*Source data*
********

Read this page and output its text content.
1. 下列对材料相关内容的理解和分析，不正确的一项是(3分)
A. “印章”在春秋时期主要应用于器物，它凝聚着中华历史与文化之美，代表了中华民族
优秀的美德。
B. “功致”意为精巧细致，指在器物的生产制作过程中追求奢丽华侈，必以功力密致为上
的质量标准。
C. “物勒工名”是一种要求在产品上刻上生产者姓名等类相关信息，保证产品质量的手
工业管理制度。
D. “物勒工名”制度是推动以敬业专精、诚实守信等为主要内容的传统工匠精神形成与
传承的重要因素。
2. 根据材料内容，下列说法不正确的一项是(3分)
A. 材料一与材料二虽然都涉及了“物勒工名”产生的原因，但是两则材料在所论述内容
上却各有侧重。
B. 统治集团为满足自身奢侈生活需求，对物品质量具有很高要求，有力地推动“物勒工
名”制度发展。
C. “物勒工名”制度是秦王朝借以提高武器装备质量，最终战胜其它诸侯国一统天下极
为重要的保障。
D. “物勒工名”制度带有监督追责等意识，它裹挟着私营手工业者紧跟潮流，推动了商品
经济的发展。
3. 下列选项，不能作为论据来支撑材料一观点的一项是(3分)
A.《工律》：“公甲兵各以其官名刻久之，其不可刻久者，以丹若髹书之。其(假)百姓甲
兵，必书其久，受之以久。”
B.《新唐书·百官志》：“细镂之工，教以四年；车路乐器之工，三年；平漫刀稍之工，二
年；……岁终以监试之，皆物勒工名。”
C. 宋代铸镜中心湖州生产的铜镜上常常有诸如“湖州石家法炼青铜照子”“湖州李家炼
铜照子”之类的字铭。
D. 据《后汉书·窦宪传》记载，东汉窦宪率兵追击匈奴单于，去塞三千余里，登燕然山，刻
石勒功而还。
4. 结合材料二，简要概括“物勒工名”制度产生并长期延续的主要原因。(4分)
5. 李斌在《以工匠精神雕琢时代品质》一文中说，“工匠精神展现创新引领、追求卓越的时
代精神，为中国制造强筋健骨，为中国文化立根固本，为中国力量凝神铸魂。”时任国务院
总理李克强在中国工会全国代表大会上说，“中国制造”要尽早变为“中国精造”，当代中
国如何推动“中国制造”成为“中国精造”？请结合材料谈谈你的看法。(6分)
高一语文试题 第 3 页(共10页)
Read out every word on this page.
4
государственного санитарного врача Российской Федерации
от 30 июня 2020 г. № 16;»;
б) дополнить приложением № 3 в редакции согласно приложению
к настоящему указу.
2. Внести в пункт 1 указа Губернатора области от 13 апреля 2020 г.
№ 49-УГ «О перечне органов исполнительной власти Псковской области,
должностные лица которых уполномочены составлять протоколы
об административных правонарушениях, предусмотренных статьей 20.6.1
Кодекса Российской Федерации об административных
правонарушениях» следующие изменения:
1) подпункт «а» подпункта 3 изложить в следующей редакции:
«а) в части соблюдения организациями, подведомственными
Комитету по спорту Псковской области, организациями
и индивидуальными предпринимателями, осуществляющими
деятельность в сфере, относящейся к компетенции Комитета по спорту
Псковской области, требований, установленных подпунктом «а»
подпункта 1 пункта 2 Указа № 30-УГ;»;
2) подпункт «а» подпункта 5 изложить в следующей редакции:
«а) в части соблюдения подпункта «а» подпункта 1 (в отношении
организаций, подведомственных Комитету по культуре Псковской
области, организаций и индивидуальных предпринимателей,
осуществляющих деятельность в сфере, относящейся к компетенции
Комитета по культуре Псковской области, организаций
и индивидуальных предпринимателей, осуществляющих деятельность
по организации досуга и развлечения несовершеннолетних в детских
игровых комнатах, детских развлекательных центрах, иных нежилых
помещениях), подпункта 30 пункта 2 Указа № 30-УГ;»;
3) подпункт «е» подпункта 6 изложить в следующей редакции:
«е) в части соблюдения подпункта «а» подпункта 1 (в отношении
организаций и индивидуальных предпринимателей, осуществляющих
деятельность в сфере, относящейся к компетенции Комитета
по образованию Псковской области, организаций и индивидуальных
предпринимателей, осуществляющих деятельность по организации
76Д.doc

********

*TO BE DONE*
Copy every line of the listing that contains the word "осуществляющих".

*SOLUTION TO THIS TASK*
осуществляющих деятельность в сфере, относящейся к компетенции
и индивидуальных предпринимателей, осуществляющих деятельность
организаций и индивидуальных предпринимателей, осуществляющих
предпринимателей, осуществляющих деятельность по организации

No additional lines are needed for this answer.